— start of DATA ROWS —

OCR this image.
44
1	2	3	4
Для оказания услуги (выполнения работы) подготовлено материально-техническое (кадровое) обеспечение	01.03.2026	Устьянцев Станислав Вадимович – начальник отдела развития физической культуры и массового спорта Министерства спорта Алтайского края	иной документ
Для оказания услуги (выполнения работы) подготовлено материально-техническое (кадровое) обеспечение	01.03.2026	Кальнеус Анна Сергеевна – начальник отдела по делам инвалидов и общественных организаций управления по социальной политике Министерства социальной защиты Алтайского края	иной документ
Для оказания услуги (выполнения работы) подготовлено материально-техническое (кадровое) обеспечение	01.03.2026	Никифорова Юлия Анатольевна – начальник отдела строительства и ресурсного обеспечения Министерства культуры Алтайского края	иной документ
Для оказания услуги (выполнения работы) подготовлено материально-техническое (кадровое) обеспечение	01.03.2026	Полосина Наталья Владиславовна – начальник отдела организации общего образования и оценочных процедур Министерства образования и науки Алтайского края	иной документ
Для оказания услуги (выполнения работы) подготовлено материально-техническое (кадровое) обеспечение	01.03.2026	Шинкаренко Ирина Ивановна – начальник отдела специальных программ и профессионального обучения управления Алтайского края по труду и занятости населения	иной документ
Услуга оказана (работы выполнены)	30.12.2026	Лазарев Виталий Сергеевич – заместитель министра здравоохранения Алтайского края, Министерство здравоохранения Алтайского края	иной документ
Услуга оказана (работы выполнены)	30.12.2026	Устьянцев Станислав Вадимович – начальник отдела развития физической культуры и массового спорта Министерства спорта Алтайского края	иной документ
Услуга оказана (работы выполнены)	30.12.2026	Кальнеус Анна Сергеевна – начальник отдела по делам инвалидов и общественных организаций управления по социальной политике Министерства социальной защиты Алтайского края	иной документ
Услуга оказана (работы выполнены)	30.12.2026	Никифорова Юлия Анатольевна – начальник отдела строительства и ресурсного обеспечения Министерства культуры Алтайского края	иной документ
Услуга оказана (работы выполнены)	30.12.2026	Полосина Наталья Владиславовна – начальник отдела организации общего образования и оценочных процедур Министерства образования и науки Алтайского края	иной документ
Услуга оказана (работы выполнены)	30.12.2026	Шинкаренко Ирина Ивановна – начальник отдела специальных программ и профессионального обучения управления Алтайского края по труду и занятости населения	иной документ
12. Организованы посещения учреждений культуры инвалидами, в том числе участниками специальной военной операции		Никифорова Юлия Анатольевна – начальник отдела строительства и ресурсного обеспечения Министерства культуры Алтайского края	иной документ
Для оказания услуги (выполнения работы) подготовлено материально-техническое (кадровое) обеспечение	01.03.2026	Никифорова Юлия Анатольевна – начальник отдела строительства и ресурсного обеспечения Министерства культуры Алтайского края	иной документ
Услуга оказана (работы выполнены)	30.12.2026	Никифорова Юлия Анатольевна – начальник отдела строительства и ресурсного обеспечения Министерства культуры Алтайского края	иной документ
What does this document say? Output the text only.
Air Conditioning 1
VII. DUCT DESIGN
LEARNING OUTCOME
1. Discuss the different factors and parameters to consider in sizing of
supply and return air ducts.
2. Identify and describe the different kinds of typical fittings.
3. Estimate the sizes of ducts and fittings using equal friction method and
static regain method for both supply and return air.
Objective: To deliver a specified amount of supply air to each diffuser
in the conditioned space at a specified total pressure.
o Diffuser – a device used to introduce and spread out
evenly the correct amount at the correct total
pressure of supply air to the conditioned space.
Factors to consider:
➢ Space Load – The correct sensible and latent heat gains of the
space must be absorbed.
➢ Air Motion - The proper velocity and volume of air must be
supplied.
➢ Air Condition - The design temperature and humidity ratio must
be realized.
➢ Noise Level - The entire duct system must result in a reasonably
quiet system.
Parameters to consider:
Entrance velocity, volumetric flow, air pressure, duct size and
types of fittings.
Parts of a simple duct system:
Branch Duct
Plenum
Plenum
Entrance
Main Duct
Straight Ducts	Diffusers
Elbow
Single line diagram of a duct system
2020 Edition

— end of DATA ROWS —

Make an exact copy of the records.

* RESULT BELOW
OCR this image.
44
1	2	3	4
Для оказания услуги (выполнения работы) подготовлено материально-техническое (кадровое) обеспечение	01.03.2026	Устьянцев Станислав Вадимович – начальник отдела развития физической культуры и массового спорта Министерства спорта Алтайского края	иной документ
Для оказания услуги (выполнения работы) подготовлено материально-техническое (кадровое) обеспечение	01.03.2026	Кальнеус Анна Сергеевна – начальник отдела по делам инвалидов и общественных организаций управления по социальной политике Министерства социальной защиты Алтайского края	иной документ
Для оказания услуги (выполнения работы) подготовлено материально-техническое (кадровое) обеспечение	01.03.2026	Никифорова Юлия Анатольевна – начальник отдела строительства и ресурсного обеспечения Министерства культуры Алтайского края	иной документ
Для оказания услуги (выполнения работы) подготовлено материально-техническое (кадровое) обеспечение	01.03.2026	Полосина Наталья Владиславовна – начальник отдела организации общего образования и оценочных процедур Министерства образования и науки Алтайского края	иной документ
Для оказания услуги (выполнения работы) подготовлено материально-техническое (кадровое) обеспечение	01.03.2026	Шинкаренко Ирина Ивановна – начальник отдела специальных программ и профессионального обучения управления Алтайского края по труду и занятости населения	иной документ
Услуга оказана (работы выполнены)	30.12.2026	Лазарев Виталий Сергеевич – заместитель министра здравоохранения Алтайского края, Министерство здравоохранения Алтайского края	иной документ
Услуга оказана (работы выполнены)	30.12.2026	Устьянцев Станислав Вадимович – начальник отдела развития физической культуры и массового спорта Министерства спорта Алтайского края	иной документ
Услуга оказана (работы выполнены)	30.12.2026	Кальнеус Анна Сергеевна – начальник отдела по делам инвалидов и общественных организаций управления по социальной политике Министерства социальной защиты Алтайского края	иной документ
Услуга оказана (работы выполнены)	30.12.2026	Никифорова Юлия Анатольевна – начальник отдела строительства и ресурсного обеспечения Министерства культуры Алтайского края	иной документ
Услуга оказана (работы выполнены)	30.12.2026	Полосина Наталья Владиславовна – начальник отдела организации общего образования и оценочных процедур Министерства образования и науки Алтайского края	иной документ
Услуга оказана (работы выполнены)	30.12.2026	Шинкаренко Ирина Ивановна – начальник отдела специальных программ и профессионального обучения управления Алтайского края по труду и занятости населения	иной документ
12. Организованы посещения учреждений культуры инвалидами, в том числе участниками специальной военной операции		Никифорова Юлия Анатольевна – начальник отдела строительства и ресурсного обеспечения Министерства культуры Алтайского края	иной документ
Для оказания услуги (выполнения работы) подготовлено материально-техническое (кадровое) обеспечение	01.03.2026	Никифорова Юлия Анатольевна – начальник отдела строительства и ресурсного обеспечения Министерства культуры Алтайского края	иной документ
Услуга оказана (работы выполнены)	30.12.2026	Никифорова Юлия Анатольевна – начальник отдела строительства и ресурсного обеспечения Министерства культуры Алтайского края	иной документ
What does this document say? Output the text only.
Air Conditioning 1
VII. DUCT DESIGN
LEARNING OUTCOME
1. Discuss the different factors and parameters to consider in sizing of
supply and return air ducts.
2. Identify and describe the different kinds of typical fittings.
3. Estimate the sizes of ducts and fittings using equal friction method and
static regain method for both supply and return air.
Objective: To deliver a specified amount of supply air to each diffuser
in the conditioned space at a specified total pressure.
o Diffuser – a device used to introduce and spread out
evenly the correct amount at the correct total
pressure of supply air to the conditioned space.
Factors to consider:
➢ Space Load – The correct sensible and latent heat gains of the
space must be absorbed.
➢ Air Motion - The proper velocity and volume of air must be
supplied.
➢ Air Condition - The design temperature and humidity ratio must
be realized.
➢ Noise Level - The entire duct system must result in a reasonably
quiet system.
Parameters to consider:
Entrance velocity, volumetric flow, air pressure, duct size and
types of fittings.
Parts of a simple duct system:
Branch Duct
Plenum
Plenum
Entrance
Main Duct
Straight Ducts	Diffusers
Elbow
Single line diagram of a duct system
2020 Edition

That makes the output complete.